▶ [Problem description]: Write the material out again in full, word for word. Do not include the pictures.

══════════════════════════════

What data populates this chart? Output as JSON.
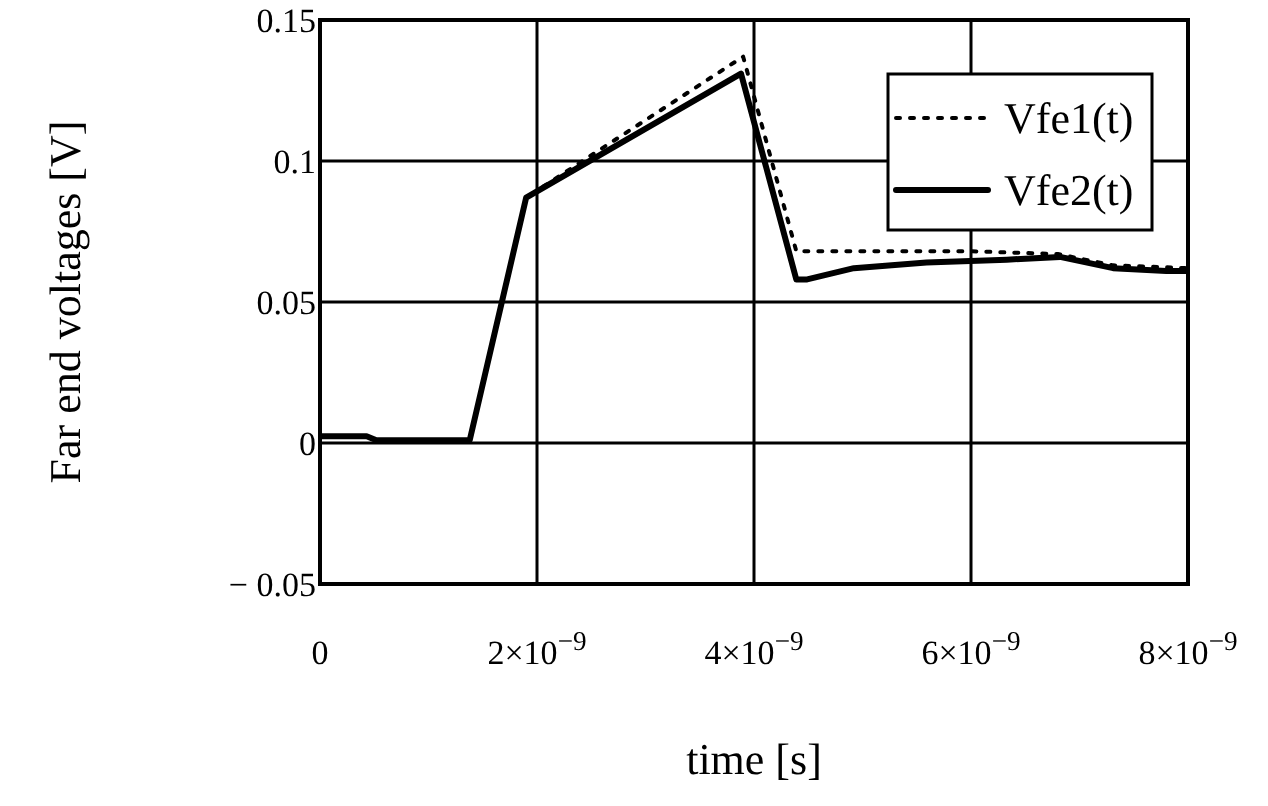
{
  "chart_data": {
    "type": "line",
    "xlabel": "time [s]",
    "ylabel": "Far end voltages [V]",
    "xlim": [
      0,
      8e-09
    ],
    "ylim": [
      -0.05,
      0.15
    ],
    "xticks": [
      0,
      {
        "value": 2e-09,
        "label": "2×10$^{−9}$"
      },
      {
        "value": 4e-09,
        "label": "4×10$^{−9}$"
      },
      {
        "value": 6e-09,
        "label": "6×10$^{−9}$"
      },
      {
        "value": 8e-09,
        "label": "8×10$^{−9}$"
      }
    ],
    "yticks": [
      {
        "value": -0.05,
        "label": "− 0.05"
      },
      0,
      0.05,
      0.1,
      0.15
    ],
    "grid": true,
    "legend": "top right",
    "series": [
      {
        "name": "Vfe1(t)",
        "color": "#000000",
        "line_style": "dotted",
        "x": [
          0,
          4.3e-10,
          5.2e-10,
          1.38e-09,
          1.9e-09,
          3.9e-09,
          4.39e-09,
          5e-09,
          6e-09,
          6.8e-09,
          7.31e-09,
          8e-09
        ],
        "values": [
          0.0024,
          0.0024,
          0.001,
          0.001,
          0.087,
          0.137,
          0.068,
          0.068,
          0.068,
          0.067,
          0.063,
          0.062
        ]
      },
      {
        "name": "Vfe2(t)",
        "color": "#000000",
        "line_style": "solid",
        "x": [
          0,
          4.3e-10,
          5.2e-10,
          1.38e-09,
          1.9e-09,
          3.88e-09,
          4.39e-09,
          4.49e-09,
          4.92e-09,
          5.59e-09,
          6.33e-09,
          6.82e-09,
          7.31e-09,
          7.8e-09,
          8e-09
        ],
        "values": [
          0.0024,
          0.0024,
          0.001,
          0.001,
          0.087,
          0.131,
          0.058,
          0.058,
          0.062,
          0.064,
          0.065,
          0.066,
          0.062,
          0.061,
          0.061
        ]
      }
    ]
  }
}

══════════════════════════════

▶ [Exercise output]:
What data populates this chart? Output as JSON.
{
  "chart_data": {
    "type": "line",
    "xlabel": "time [s]",
    "ylabel": "Far end voltages [V]",
    "xlim": [
      0,
      8e-09
    ],
    "ylim": [
      -0.05,
      0.15
    ],
    "xticks": [
      0,
      {
        "value": 2e-09,
        "label": "2×10$^{−9}$"
      },
      {
        "value": 4e-09,
        "label": "4×10$^{−9}$"
      },
      {
        "value": 6e-09,
        "label": "6×10$^{−9}$"
      },
      {
        "value": 8e-09,
        "label": "8×10$^{−9}$"
      }
    ],
    "yticks": [
      {
        "value": -0.05,
        "label": "− 0.05"
      },
      0,
      0.05,
      0.1,
      0.15
    ],
    "grid": true,
    "legend": "top right",
    "series": [
      {
        "name": "Vfe1(t)",
        "color": "#000000",
        "line_style": "dotted",
        "x": [
          0,
          4.3e-10,
          5.2e-10,
          1.38e-09,
          1.9e-09,
          3.9e-09,
          4.39e-09,
          5e-09,
          6e-09,
          6.8e-09,
          7.31e-09,
          8e-09
        ],
        "values": [
          0.0024,
          0.0024,
          0.001,
          0.001,
          0.087,
          0.137,
          0.068,
          0.068,
          0.068,
          0.067,
          0.063,
          0.062
        ]
      },
      {
        "name": "Vfe2(t)",
        "color": "#000000",
        "line_style": "solid",
        "x": [
          0,
          4.3e-10,
          5.2e-10,
          1.38e-09,
          1.9e-09,
          3.88e-09,
          4.39e-09,
          4.49e-09,
          4.92e-09,
          5.59e-09,
          6.33e-09,
          6.82e-09,
          7.31e-09,
          7.8e-09,
          8e-09
        ],
        "values": [
          0.0024,
          0.0024,
          0.001,
          0.001,
          0.087,
          0.131,
          0.058,
          0.058,
          0.062,
          0.064,
          0.065,
          0.066,
          0.062,
          0.061,
          0.061
        ]
      }
    ]
  }
}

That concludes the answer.